> _RECORDS TO PROCESS_:
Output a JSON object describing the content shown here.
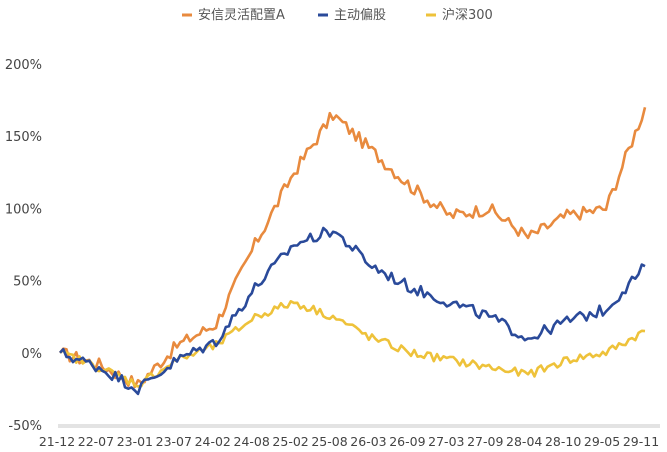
{
  "chart_data": {
    "type": "line",
    "title": "",
    "xlabel": "",
    "ylabel": "",
    "legend_position": "top-center",
    "grid": false,
    "ylim": [
      -50,
      200
    ],
    "y_ticks": [
      "-50%",
      "0%",
      "50%",
      "100%",
      "150%",
      "200%"
    ],
    "y_tick_values": [
      -50,
      0,
      50,
      100,
      150,
      200
    ],
    "categories": [
      "21-12",
      "22-07",
      "23-01",
      "23-07",
      "24-02",
      "24-08",
      "25-02",
      "25-08",
      "26-03",
      "26-09",
      "27-03",
      "27-09",
      "28-04",
      "28-10",
      "29-05",
      "29-11"
    ],
    "series": [
      {
        "name": "安信灵活配置A",
        "color": "#E88A3E",
        "values": [
          0,
          -8,
          -22,
          5,
          20,
          75,
          125,
          165,
          140,
          115,
          95,
          100,
          80,
          95,
          100,
          170
        ]
      },
      {
        "name": "主动偏股",
        "color": "#2A4A9A",
        "values": [
          0,
          -10,
          -25,
          -5,
          8,
          45,
          75,
          85,
          60,
          45,
          35,
          25,
          10,
          22,
          30,
          60
        ]
      },
      {
        "name": "沪深300",
        "color": "#EEC23A",
        "values": [
          0,
          -10,
          -22,
          -5,
          5,
          25,
          35,
          25,
          10,
          0,
          -5,
          -10,
          -15,
          -5,
          0,
          15
        ]
      }
    ]
  }
}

> _EXERCISE TASK_:
Collect every line from the records above that contains the word "color".

> _FULL ANSWER_:
        "color": "#E88A3E",
        "color": "#2A4A9A",
        "color": "#EEC23A",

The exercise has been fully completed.